Goal »
Reproduce all the entries exactly.

Information provided »

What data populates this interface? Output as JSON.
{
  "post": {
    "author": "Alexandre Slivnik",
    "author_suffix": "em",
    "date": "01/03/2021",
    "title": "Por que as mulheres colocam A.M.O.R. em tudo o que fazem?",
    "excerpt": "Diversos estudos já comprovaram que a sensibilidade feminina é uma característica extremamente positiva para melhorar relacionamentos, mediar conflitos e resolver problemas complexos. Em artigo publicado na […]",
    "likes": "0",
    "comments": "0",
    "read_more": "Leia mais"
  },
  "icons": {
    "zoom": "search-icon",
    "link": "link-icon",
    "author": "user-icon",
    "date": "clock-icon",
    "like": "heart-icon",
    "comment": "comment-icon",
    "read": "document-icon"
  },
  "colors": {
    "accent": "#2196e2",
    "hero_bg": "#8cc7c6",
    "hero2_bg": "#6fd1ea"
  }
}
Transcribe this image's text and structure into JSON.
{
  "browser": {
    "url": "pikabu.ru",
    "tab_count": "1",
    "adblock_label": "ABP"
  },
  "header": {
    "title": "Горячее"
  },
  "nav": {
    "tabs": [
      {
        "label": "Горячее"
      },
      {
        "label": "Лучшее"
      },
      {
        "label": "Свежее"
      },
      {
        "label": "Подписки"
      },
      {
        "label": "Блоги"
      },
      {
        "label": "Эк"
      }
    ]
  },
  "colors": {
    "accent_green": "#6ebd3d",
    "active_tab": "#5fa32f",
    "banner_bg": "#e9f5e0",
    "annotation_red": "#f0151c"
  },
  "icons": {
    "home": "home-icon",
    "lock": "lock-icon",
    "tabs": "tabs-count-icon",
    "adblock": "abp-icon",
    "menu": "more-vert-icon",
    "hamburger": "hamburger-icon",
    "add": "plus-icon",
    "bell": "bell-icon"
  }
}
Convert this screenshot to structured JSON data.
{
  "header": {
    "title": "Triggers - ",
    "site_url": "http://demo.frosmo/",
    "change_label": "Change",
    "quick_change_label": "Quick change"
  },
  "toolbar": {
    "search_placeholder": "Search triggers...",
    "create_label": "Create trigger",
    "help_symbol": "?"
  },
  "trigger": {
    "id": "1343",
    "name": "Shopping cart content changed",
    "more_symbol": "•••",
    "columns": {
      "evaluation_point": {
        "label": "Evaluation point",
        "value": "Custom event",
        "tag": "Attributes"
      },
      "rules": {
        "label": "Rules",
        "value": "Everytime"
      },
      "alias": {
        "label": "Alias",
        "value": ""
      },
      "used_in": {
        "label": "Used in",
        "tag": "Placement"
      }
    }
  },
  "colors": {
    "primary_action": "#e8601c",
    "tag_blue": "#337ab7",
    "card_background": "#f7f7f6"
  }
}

In response »
What data populates this interface? Output as JSON.
{
  "post": {
    "author": "Alexandre Slivnik",
    "author_suffix": "em",
    "date": "01/03/2021",
    "title": "Por que as mulheres colocam A.M.O.R. em tudo o que fazem?",
    "excerpt": "Diversos estudos já comprovaram que a sensibilidade feminina é uma característica extremamente positiva para melhorar relacionamentos, mediar conflitos e resolver problemas complexos. Em artigo publicado na […]",
    "likes": "0",
    "comments": "0",
    "read_more": "Leia mais"
  },
  "icons": {
    "zoom": "search-icon",
    "link": "link-icon",
    "author": "user-icon",
    "date": "clock-icon",
    "like": "heart-icon",
    "comment": "comment-icon",
    "read": "document-icon"
  },
  "colors": {
    "accent": "#2196e2",
    "hero_bg": "#8cc7c6",
    "hero2_bg": "#6fd1ea"
  }
}
Transcribe this image's text and structure into JSON.
{
  "browser": {
    "url": "pikabu.ru",
    "tab_count": "1",
    "adblock_label": "ABP"
  },
  "header": {
    "title": "Горячее"
  },
  "nav": {
    "tabs": [
      {
        "label": "Горячее"
      },
      {
        "label": "Лучшее"
      },
      {
        "label": "Свежее"
      },
      {
        "label": "Подписки"
      },
      {
        "label": "Блоги"
      },
      {
        "label": "Эк"
      }
    ]
  },
  "colors": {
    "accent_green": "#6ebd3d",
    "active_tab": "#5fa32f",
    "banner_bg": "#e9f5e0",
    "annotation_red": "#f0151c"
  },
  "icons": {
    "home": "home-icon",
    "lock": "lock-icon",
    "tabs": "tabs-count-icon",
    "adblock": "abp-icon",
    "menu": "more-vert-icon",
    "hamburger": "hamburger-icon",
    "add": "plus-icon",
    "bell": "bell-icon"
  }
}
Convert this screenshot to structured JSON data.
{
  "header": {
    "title": "Triggers - ",
    "site_url": "http://demo.frosmo/",
    "change_label": "Change",
    "quick_change_label": "Quick change"
  },
  "toolbar": {
    "search_placeholder": "Search triggers...",
    "create_label": "Create trigger",
    "help_symbol": "?"
  },
  "trigger": {
    "id": "1343",
    "name": "Shopping cart content changed",
    "more_symbol": "•••",
    "columns": {
      "evaluation_point": {
        "label": "Evaluation point",
        "value": "Custom event",
        "tag": "Attributes"
      },
      "rules": {
        "label": "Rules",
        "value": "Everytime"
      },
      "alias": {
        "label": "Alias",
        "value": ""
      },
      "used_in": {
        "label": "Used in",
        "tag": "Placement"
      }
    }
  },
  "colors": {
    "primary_action": "#e8601c",
    "tag_blue": "#337ab7",
    "card_background": "#f7f7f6"
  }
}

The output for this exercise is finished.